- _Task instructions_
Take every line where the string "TradingView" appears and copy it.

- _Dataset excerpts_

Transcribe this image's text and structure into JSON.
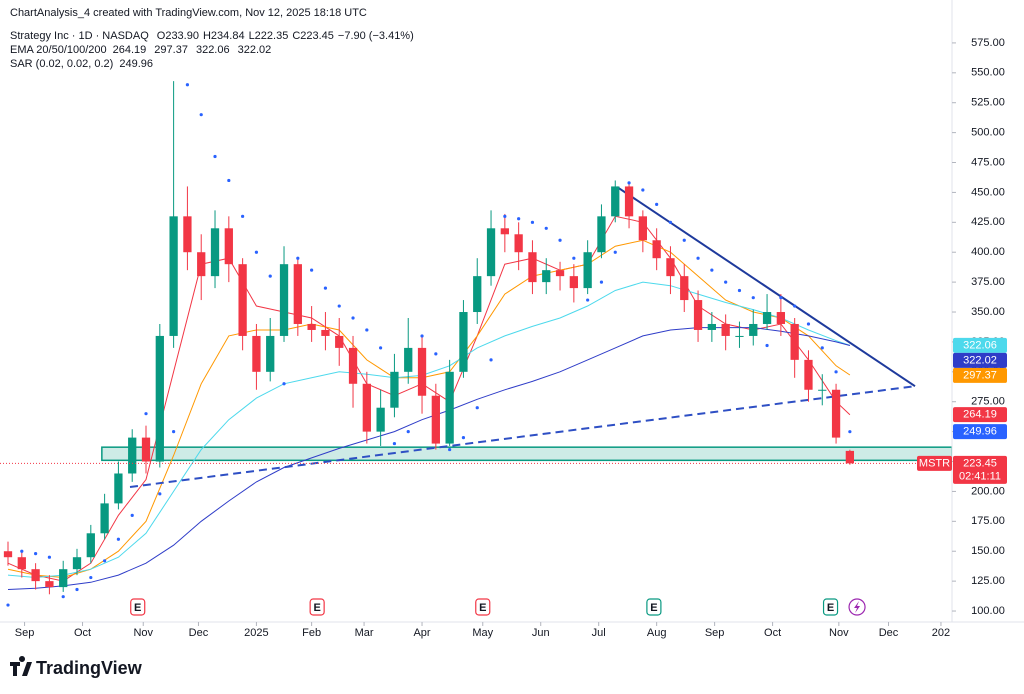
{
  "watermark": "ChartAnalysis_4 created with TradingView.com, Nov 12, 2025 18:18 UTC",
  "logo": "TradingView",
  "chart_data": {
    "type": "candlestick",
    "symbol": "Strategy Inc · 1D · NASDAQ",
    "ohlc_labels": [
      "O233.90",
      "H234.84",
      "L222.35",
      "C223.45",
      "−7.90 (−3.41%)"
    ],
    "ema_label": "EMA 20/50/100/200",
    "sar_label": "SAR (0.02, 0.02, 0.2)",
    "symbol_tag": "MSTR",
    "countdown": "02:41:11",
    "up_color": "#089981",
    "down_color": "#f23645",
    "xlim": [
      0,
      342
    ],
    "ylim": [
      92.5,
      597.5
    ],
    "grid": false,
    "xticks": [
      {
        "value": 6,
        "label": "Sep"
      },
      {
        "value": 27,
        "label": "Oct"
      },
      {
        "value": 49,
        "label": "Nov"
      },
      {
        "value": 69,
        "label": "Dec"
      },
      {
        "value": 90,
        "label": "2025"
      },
      {
        "value": 110,
        "label": "Feb"
      },
      {
        "value": 129,
        "label": "Mar"
      },
      {
        "value": 150,
        "label": "Apr"
      },
      {
        "value": 172,
        "label": "May"
      },
      {
        "value": 193,
        "label": "Jun"
      },
      {
        "value": 214,
        "label": "Jul"
      },
      {
        "value": 235,
        "label": "Aug"
      },
      {
        "value": 256,
        "label": "Sep"
      },
      {
        "value": 277,
        "label": "Oct"
      },
      {
        "value": 301,
        "label": "Nov"
      },
      {
        "value": 319,
        "label": "Dec"
      },
      {
        "value": 338,
        "label": "202"
      }
    ],
    "yticks": [
      {
        "value": 100,
        "label": "100.00"
      },
      {
        "value": 125,
        "label": "125.00"
      },
      {
        "value": 150,
        "label": "150.00"
      },
      {
        "value": 175,
        "label": "175.00"
      },
      {
        "value": 200,
        "label": "200.00"
      },
      {
        "value": 225,
        "label": "225.00"
      },
      {
        "value": 250,
        "label": "250.00"
      },
      {
        "value": 275,
        "label": "275.00"
      },
      {
        "value": 300,
        "label": "300.00"
      },
      {
        "value": 325,
        "label": "325.00"
      },
      {
        "value": 350,
        "label": "350.00"
      },
      {
        "value": 375,
        "label": "375.00"
      },
      {
        "value": 400,
        "label": "400.00"
      },
      {
        "value": 425,
        "label": "425.00"
      },
      {
        "value": 450,
        "label": "450.00"
      },
      {
        "value": 475,
        "label": "475.00"
      },
      {
        "value": 500,
        "label": "500.00"
      },
      {
        "value": 525,
        "label": "525.00"
      },
      {
        "value": 550,
        "label": "550.00"
      },
      {
        "value": 575,
        "label": "575.00"
      }
    ],
    "x": [
      0,
      5,
      10,
      15,
      20,
      25,
      30,
      35,
      40,
      45,
      50,
      55,
      60,
      65,
      70,
      75,
      80,
      85,
      90,
      95,
      100,
      105,
      110,
      115,
      120,
      125,
      130,
      135,
      140,
      145,
      150,
      155,
      160,
      165,
      170,
      175,
      180,
      185,
      190,
      195,
      200,
      205,
      210,
      215,
      220,
      225,
      230,
      235,
      240,
      245,
      250,
      255,
      260,
      265,
      270,
      275,
      280,
      285,
      290,
      295,
      300,
      305
    ],
    "open": [
      150,
      145,
      135,
      125,
      120,
      135,
      145,
      165,
      190,
      215,
      245,
      225,
      330,
      430,
      400,
      380,
      420,
      390,
      330,
      300,
      330,
      390,
      340,
      335,
      330,
      320,
      290,
      250,
      270,
      300,
      320,
      280,
      240,
      300,
      350,
      380,
      420,
      415,
      400,
      375,
      385,
      380,
      370,
      400,
      430,
      455,
      430,
      410,
      395,
      380,
      360,
      335,
      340,
      330,
      330,
      340,
      350,
      340,
      310,
      285,
      285,
      233.9
    ],
    "high": [
      158,
      150,
      140,
      130,
      142,
      152,
      172,
      198,
      225,
      252,
      255,
      340,
      543,
      455,
      415,
      435,
      430,
      395,
      340,
      345,
      405,
      395,
      355,
      350,
      345,
      330,
      300,
      285,
      315,
      345,
      330,
      290,
      310,
      360,
      395,
      435,
      432,
      425,
      410,
      395,
      392,
      390,
      410,
      440,
      460,
      458,
      435,
      420,
      405,
      390,
      368,
      350,
      348,
      342,
      352,
      365,
      365,
      345,
      318,
      298,
      290,
      234.84
    ],
    "low": [
      138,
      128,
      118,
      114,
      116,
      130,
      140,
      160,
      185,
      208,
      215,
      220,
      320,
      385,
      360,
      370,
      375,
      318,
      285,
      292,
      325,
      330,
      325,
      318,
      305,
      270,
      240,
      238,
      262,
      290,
      265,
      235,
      238,
      295,
      340,
      372,
      400,
      385,
      365,
      365,
      368,
      358,
      365,
      395,
      425,
      420,
      400,
      385,
      365,
      350,
      325,
      325,
      318,
      320,
      322,
      335,
      330,
      295,
      275,
      272,
      240,
      222.35
    ],
    "close": [
      145,
      135,
      125,
      120,
      135,
      145,
      165,
      190,
      215,
      245,
      225,
      330,
      430,
      400,
      380,
      420,
      390,
      330,
      300,
      330,
      390,
      340,
      335,
      330,
      320,
      290,
      250,
      270,
      300,
      320,
      280,
      240,
      300,
      350,
      380,
      420,
      415,
      400,
      375,
      385,
      380,
      370,
      400,
      430,
      455,
      430,
      410,
      395,
      380,
      360,
      335,
      340,
      330,
      330,
      340,
      350,
      340,
      310,
      285,
      285,
      245,
      223.45
    ],
    "ema_x": [
      0,
      10,
      20,
      30,
      40,
      50,
      60,
      70,
      80,
      90,
      100,
      110,
      120,
      130,
      140,
      150,
      160,
      170,
      180,
      190,
      200,
      210,
      220,
      230,
      240,
      250,
      260,
      270,
      280,
      290,
      300,
      305
    ],
    "ema": [
      {
        "color": "#f23645",
        "values": [
          140,
          130,
          125,
          140,
          180,
          210,
          300,
          390,
          395,
          355,
          350,
          345,
          330,
          290,
          280,
          290,
          275,
          330,
          390,
          395,
          385,
          390,
          430,
          425,
          395,
          355,
          340,
          335,
          340,
          310,
          275,
          264.19
        ]
      },
      {
        "color": "#ff9800",
        "values": [
          135,
          130,
          128,
          135,
          150,
          175,
          230,
          290,
          330,
          335,
          335,
          340,
          335,
          310,
          295,
          295,
          300,
          330,
          365,
          380,
          385,
          390,
          405,
          410,
          400,
          380,
          360,
          350,
          345,
          330,
          305,
          297.37
        ]
      },
      {
        "color": "#4dd9ec",
        "values": [
          130,
          128,
          130,
          135,
          145,
          165,
          200,
          235,
          260,
          278,
          290,
          295,
          300,
          298,
          295,
          297,
          305,
          320,
          330,
          338,
          345,
          355,
          368,
          375,
          372,
          365,
          358,
          352,
          345,
          335,
          326,
          322.06
        ]
      },
      {
        "color": "#2f3dc8",
        "values": [
          118,
          119,
          121,
          124,
          130,
          140,
          155,
          175,
          192,
          208,
          220,
          228,
          236,
          243,
          250,
          260,
          268,
          277,
          285,
          292,
          300,
          310,
          320,
          330,
          335,
          337,
          337,
          337,
          334,
          330,
          325,
          322.02
        ]
      }
    ],
    "sar": {
      "color": "#2962ff",
      "values": [
        105,
        150,
        148,
        145,
        112,
        118,
        128,
        142,
        160,
        180,
        265,
        198,
        250,
        540,
        515,
        480,
        460,
        430,
        400,
        380,
        290,
        395,
        385,
        370,
        355,
        345,
        335,
        320,
        240,
        250,
        330,
        315,
        235,
        245,
        270,
        310,
        430,
        428,
        425,
        420,
        410,
        395,
        360,
        375,
        400,
        458,
        452,
        440,
        425,
        410,
        395,
        385,
        375,
        368,
        362,
        322,
        362,
        355,
        340,
        320,
        300,
        249.96
      ]
    },
    "zone": {
      "x": [
        34,
        342
      ],
      "y": [
        226,
        237
      ],
      "color": "#089981"
    },
    "trendlines": [
      {
        "points": [
          [
            220.7,
            454.5
          ],
          [
            328.6,
            288
          ]
        ],
        "color": "#1e3a9c",
        "style": "solid"
      },
      {
        "points": [
          [
            44.2,
            203.7
          ],
          [
            328.6,
            288
          ]
        ],
        "color": "#2e4fc4",
        "style": "dashed"
      }
    ],
    "events": [
      {
        "x": 47,
        "label": "E",
        "color": "#f23645"
      },
      {
        "x": 112,
        "label": "E",
        "color": "#f23645"
      },
      {
        "x": 172,
        "label": "E",
        "color": "#f23645"
      },
      {
        "x": 234,
        "label": "E",
        "color": "#089981"
      },
      {
        "x": 298,
        "label": "E",
        "color": "#089981"
      },
      {
        "x": 307.6,
        "color": "#9c27b0"
      }
    ]
  }
}
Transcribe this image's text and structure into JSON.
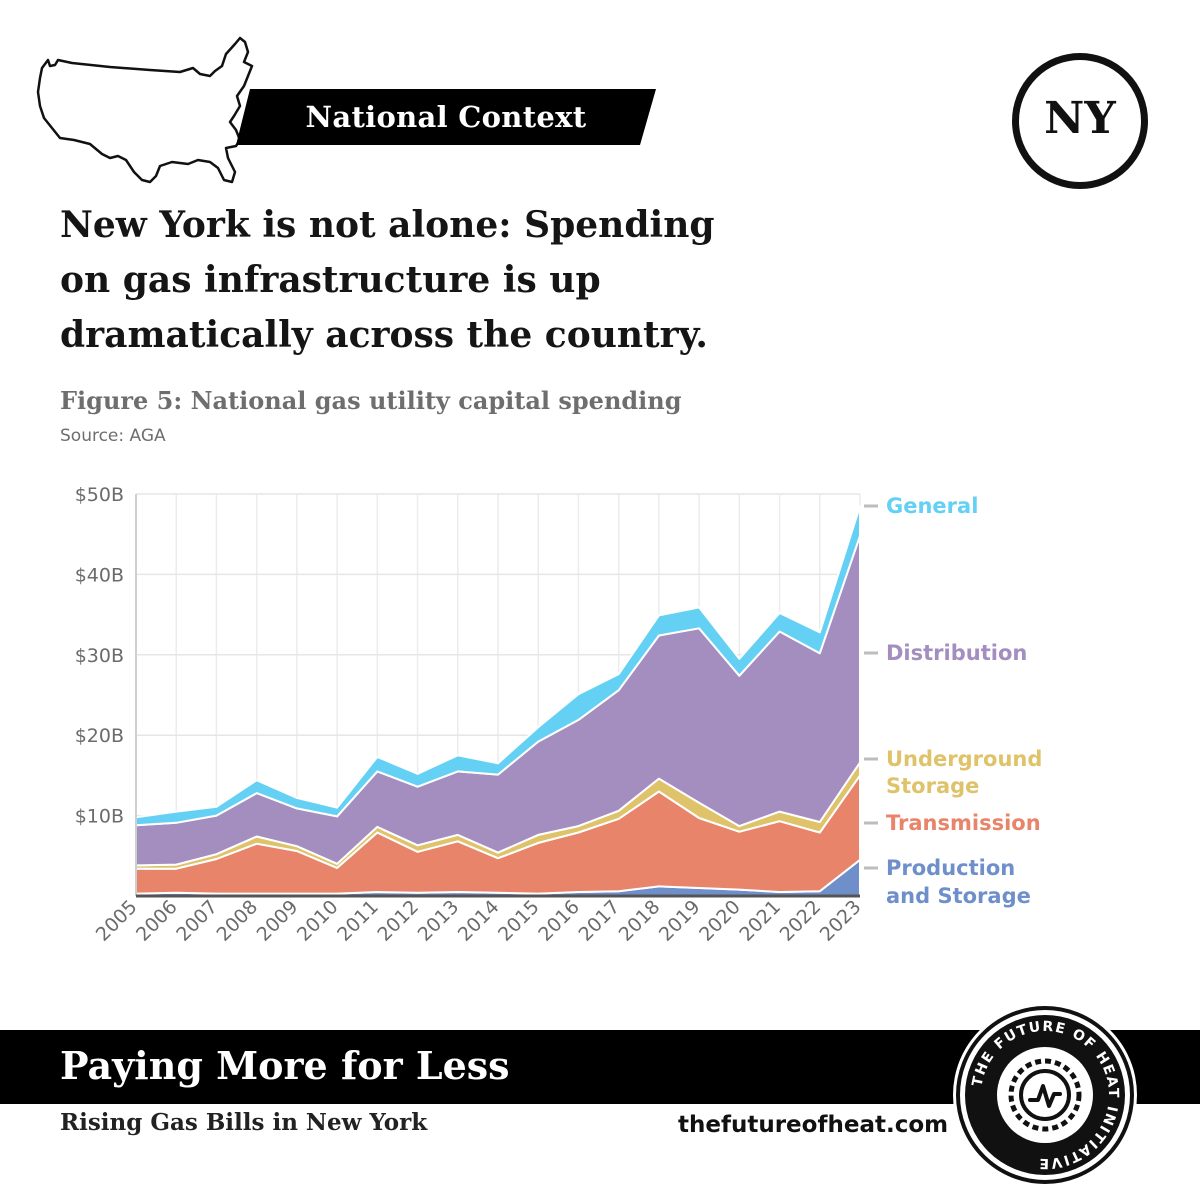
{
  "header": {
    "context_label": "National Context",
    "state_badge": "NY",
    "headline_lines": [
      "New York is not alone: Spending",
      "on gas infrastructure is up",
      "dramatically across the country."
    ]
  },
  "figure": {
    "title": "Figure 5: National gas utility capital spending",
    "source": "Source: AGA"
  },
  "footer": {
    "title": "Paying More for Less",
    "subtitle": "Rising Gas Bills in New York",
    "url": "thefutureofheat.com",
    "logo_text": "THE FUTURE OF HEAT INITIATIVE"
  },
  "chart_data": {
    "type": "area",
    "stacked": true,
    "x": [
      "2005",
      "2006",
      "2007",
      "2008",
      "2009",
      "2010",
      "2011",
      "2012",
      "2013",
      "2014",
      "2015",
      "2016",
      "2017",
      "2018",
      "2019",
      "2020",
      "2021",
      "2022",
      "2023"
    ],
    "yticks": [
      "$10B",
      "$20B",
      "$30B",
      "$40B",
      "$50B"
    ],
    "ylim": [
      0,
      50
    ],
    "unit": "billion USD",
    "grid": true,
    "legend_position": "right, inline at series ends",
    "series": [
      {
        "name": "Production and Storage",
        "color": "#6f8fcb",
        "values": [
          0.3,
          0.4,
          0.3,
          0.3,
          0.3,
          0.3,
          0.5,
          0.4,
          0.5,
          0.4,
          0.3,
          0.5,
          0.6,
          1.2,
          1.0,
          0.8,
          0.5,
          0.6,
          4.5
        ]
      },
      {
        "name": "Transmission",
        "color": "#e8846a",
        "values": [
          3.1,
          3.0,
          4.3,
          6.2,
          5.3,
          3.2,
          7.4,
          5.1,
          6.3,
          4.3,
          6.3,
          7.4,
          9.0,
          11.8,
          8.7,
          7.2,
          8.8,
          7.3,
          10.5
        ]
      },
      {
        "name": "Underground Storage",
        "color": "#dfc36a",
        "values": [
          0.4,
          0.5,
          0.6,
          0.9,
          0.6,
          0.5,
          0.7,
          0.8,
          0.8,
          0.7,
          1.0,
          0.8,
          1.0,
          1.6,
          1.9,
          0.7,
          1.2,
          1.3,
          1.6
        ]
      },
      {
        "name": "Distribution",
        "color": "#a48ec0",
        "values": [
          5.0,
          5.2,
          4.8,
          5.4,
          4.7,
          5.9,
          6.9,
          7.3,
          7.9,
          9.7,
          11.6,
          13.2,
          15.0,
          17.8,
          21.7,
          18.7,
          22.4,
          21.0,
          28.2
        ]
      },
      {
        "name": "General",
        "color": "#64d1f4",
        "values": [
          1.0,
          1.4,
          1.1,
          1.6,
          1.3,
          1.1,
          1.8,
          1.6,
          2.0,
          1.4,
          1.8,
          3.2,
          2.0,
          2.5,
          2.6,
          2.1,
          2.3,
          2.6,
          3.7
        ]
      }
    ]
  }
}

- _Right answer_
  "watermark": "ChartAnalysis_4 created with TradingView.com, Nov 12, 2025 18:18 UTC",
  "logo": "TradingView",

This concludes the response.